───── Listed records ─────
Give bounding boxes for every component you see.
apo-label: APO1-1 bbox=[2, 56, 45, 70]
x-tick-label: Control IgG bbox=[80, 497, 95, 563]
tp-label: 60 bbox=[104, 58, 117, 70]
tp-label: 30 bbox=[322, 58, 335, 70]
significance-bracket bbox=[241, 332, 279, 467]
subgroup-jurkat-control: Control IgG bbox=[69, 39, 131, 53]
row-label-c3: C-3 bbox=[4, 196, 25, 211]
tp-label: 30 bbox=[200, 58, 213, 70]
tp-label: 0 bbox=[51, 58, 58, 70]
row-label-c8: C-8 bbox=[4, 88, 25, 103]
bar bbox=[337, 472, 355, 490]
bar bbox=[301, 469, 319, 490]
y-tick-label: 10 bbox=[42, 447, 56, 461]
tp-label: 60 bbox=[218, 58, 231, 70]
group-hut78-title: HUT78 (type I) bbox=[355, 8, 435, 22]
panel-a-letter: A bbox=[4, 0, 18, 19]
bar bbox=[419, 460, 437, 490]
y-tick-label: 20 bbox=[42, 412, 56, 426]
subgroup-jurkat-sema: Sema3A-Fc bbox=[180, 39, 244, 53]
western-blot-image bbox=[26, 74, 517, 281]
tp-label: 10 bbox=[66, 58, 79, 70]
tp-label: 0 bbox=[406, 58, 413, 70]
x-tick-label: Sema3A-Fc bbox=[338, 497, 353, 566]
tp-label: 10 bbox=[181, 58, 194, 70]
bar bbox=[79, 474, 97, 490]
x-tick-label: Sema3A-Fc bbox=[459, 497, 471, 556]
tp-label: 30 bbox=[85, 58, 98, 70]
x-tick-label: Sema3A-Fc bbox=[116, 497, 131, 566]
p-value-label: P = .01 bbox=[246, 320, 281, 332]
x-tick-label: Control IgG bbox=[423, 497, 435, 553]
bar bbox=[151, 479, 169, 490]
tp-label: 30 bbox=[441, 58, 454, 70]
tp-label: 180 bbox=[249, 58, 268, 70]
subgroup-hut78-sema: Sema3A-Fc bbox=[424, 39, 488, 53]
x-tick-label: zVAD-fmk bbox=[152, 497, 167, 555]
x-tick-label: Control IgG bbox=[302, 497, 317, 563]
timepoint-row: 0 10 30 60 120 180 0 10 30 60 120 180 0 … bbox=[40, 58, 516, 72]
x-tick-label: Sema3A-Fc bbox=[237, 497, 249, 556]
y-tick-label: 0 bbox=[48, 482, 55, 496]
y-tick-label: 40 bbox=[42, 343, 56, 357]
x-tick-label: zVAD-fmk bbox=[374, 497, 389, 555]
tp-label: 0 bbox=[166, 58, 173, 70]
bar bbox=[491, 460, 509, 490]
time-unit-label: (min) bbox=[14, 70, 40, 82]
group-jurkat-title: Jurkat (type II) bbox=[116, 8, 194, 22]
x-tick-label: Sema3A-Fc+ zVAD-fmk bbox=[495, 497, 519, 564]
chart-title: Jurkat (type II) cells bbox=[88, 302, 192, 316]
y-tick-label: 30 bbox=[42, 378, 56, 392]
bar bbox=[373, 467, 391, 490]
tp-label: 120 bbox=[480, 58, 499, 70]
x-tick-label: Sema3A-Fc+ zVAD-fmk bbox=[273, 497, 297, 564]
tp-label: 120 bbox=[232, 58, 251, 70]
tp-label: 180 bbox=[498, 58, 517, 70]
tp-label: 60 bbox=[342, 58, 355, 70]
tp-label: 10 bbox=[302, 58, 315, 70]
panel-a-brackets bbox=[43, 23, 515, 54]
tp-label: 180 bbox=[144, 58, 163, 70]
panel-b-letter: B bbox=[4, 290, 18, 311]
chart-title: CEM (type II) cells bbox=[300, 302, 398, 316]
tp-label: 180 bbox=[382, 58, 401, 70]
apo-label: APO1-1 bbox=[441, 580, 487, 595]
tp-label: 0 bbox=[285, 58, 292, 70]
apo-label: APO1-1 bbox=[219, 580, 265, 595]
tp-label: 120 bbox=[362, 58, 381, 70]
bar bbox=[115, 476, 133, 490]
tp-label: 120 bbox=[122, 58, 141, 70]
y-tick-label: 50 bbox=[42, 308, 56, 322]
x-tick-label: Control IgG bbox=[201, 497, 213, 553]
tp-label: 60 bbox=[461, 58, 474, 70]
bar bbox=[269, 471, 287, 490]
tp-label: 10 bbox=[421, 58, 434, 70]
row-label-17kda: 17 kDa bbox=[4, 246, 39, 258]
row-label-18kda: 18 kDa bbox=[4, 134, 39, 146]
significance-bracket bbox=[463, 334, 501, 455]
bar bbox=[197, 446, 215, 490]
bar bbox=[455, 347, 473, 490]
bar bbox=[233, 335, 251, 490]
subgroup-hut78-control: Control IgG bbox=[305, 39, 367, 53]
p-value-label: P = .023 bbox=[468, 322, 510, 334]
─────
◆ Required action
Each entry above should be written again exactly.

◆ Output for this task
Give bounding boxes for every component you see.
apo-label: APO1-1 bbox=[2, 56, 45, 70]
x-tick-label: Control IgG bbox=[80, 497, 95, 563]
tp-label: 60 bbox=[104, 58, 117, 70]
tp-label: 30 bbox=[322, 58, 335, 70]
significance-bracket bbox=[241, 332, 279, 467]
subgroup-jurkat-control: Control IgG bbox=[69, 39, 131, 53]
row-label-c3: C-3 bbox=[4, 196, 25, 211]
tp-label: 30 bbox=[200, 58, 213, 70]
tp-label: 0 bbox=[51, 58, 58, 70]
row-label-c8: C-8 bbox=[4, 88, 25, 103]
bar bbox=[337, 472, 355, 490]
bar bbox=[301, 469, 319, 490]
y-tick-label: 10 bbox=[42, 447, 56, 461]
tp-label: 60 bbox=[218, 58, 231, 70]
group-hut78-title: HUT78 (type I) bbox=[355, 8, 435, 22]
panel-a-letter: A bbox=[4, 0, 18, 19]
bar bbox=[419, 460, 437, 490]
y-tick-label: 20 bbox=[42, 412, 56, 426]
subgroup-jurkat-sema: Sema3A-Fc bbox=[180, 39, 244, 53]
western-blot-image bbox=[26, 74, 517, 281]
tp-label: 10 bbox=[66, 58, 79, 70]
tp-label: 0 bbox=[406, 58, 413, 70]
x-tick-label: Sema3A-Fc bbox=[338, 497, 353, 566]
tp-label: 10 bbox=[181, 58, 194, 70]
bar bbox=[79, 474, 97, 490]
x-tick-label: Sema3A-Fc bbox=[459, 497, 471, 556]
tp-label: 30 bbox=[85, 58, 98, 70]
x-tick-label: Sema3A-Fc bbox=[116, 497, 131, 566]
p-value-label: P = .01 bbox=[246, 320, 281, 332]
x-tick-label: Control IgG bbox=[423, 497, 435, 553]
bar bbox=[151, 479, 169, 490]
tp-label: 30 bbox=[441, 58, 454, 70]
tp-label: 180 bbox=[249, 58, 268, 70]
subgroup-hut78-sema: Sema3A-Fc bbox=[424, 39, 488, 53]
x-tick-label: zVAD-fmk bbox=[152, 497, 167, 555]
x-tick-label: Control IgG bbox=[302, 497, 317, 563]
timepoint-row: 0 10 30 60 120 180 0 10 30 60 120 180 0 … bbox=[40, 58, 516, 72]
x-tick-label: Sema3A-Fc bbox=[237, 497, 249, 556]
y-tick-label: 0 bbox=[48, 482, 55, 496]
y-tick-label: 40 bbox=[42, 343, 56, 357]
x-tick-label: zVAD-fmk bbox=[374, 497, 389, 555]
tp-label: 0 bbox=[166, 58, 173, 70]
bar bbox=[491, 460, 509, 490]
time-unit-label: (min) bbox=[14, 70, 40, 82]
group-jurkat-title: Jurkat (type II) bbox=[116, 8, 194, 22]
x-tick-label: Sema3A-Fc+ zVAD-fmk bbox=[495, 497, 519, 564]
chart-title: Jurkat (type II) cells bbox=[88, 302, 192, 316]
y-tick-label: 30 bbox=[42, 378, 56, 392]
bar bbox=[373, 467, 391, 490]
tp-label: 120 bbox=[480, 58, 499, 70]
x-tick-label: Sema3A-Fc+ zVAD-fmk bbox=[273, 497, 297, 564]
tp-label: 120 bbox=[232, 58, 251, 70]
tp-label: 180 bbox=[498, 58, 517, 70]
tp-label: 60 bbox=[342, 58, 355, 70]
tp-label: 10 bbox=[302, 58, 315, 70]
panel-a-brackets bbox=[43, 23, 515, 54]
tp-label: 180 bbox=[144, 58, 163, 70]
panel-b-letter: B bbox=[4, 290, 18, 311]
chart-title: CEM (type II) cells bbox=[300, 302, 398, 316]
tp-label: 180 bbox=[382, 58, 401, 70]
apo-label: APO1-1 bbox=[441, 580, 487, 595]
tp-label: 0 bbox=[285, 58, 292, 70]
apo-label: APO1-1 bbox=[219, 580, 265, 595]
tp-label: 120 bbox=[362, 58, 381, 70]
bar bbox=[115, 476, 133, 490]
tp-label: 120 bbox=[122, 58, 141, 70]
y-tick-label: 50 bbox=[42, 308, 56, 322]
x-tick-label: Control IgG bbox=[201, 497, 213, 553]
tp-label: 60 bbox=[461, 58, 474, 70]
bar bbox=[269, 471, 287, 490]
tp-label: 10 bbox=[421, 58, 434, 70]
row-label-17kda: 17 kDa bbox=[4, 246, 39, 258]
row-label-18kda: 18 kDa bbox=[4, 134, 39, 146]
significance-bracket bbox=[463, 334, 501, 455]
bar bbox=[197, 446, 215, 490]
bar bbox=[455, 347, 473, 490]
bar bbox=[233, 335, 251, 490]
subgroup-hut78-control: Control IgG bbox=[305, 39, 367, 53]
p-value-label: P = .023 bbox=[468, 322, 510, 334]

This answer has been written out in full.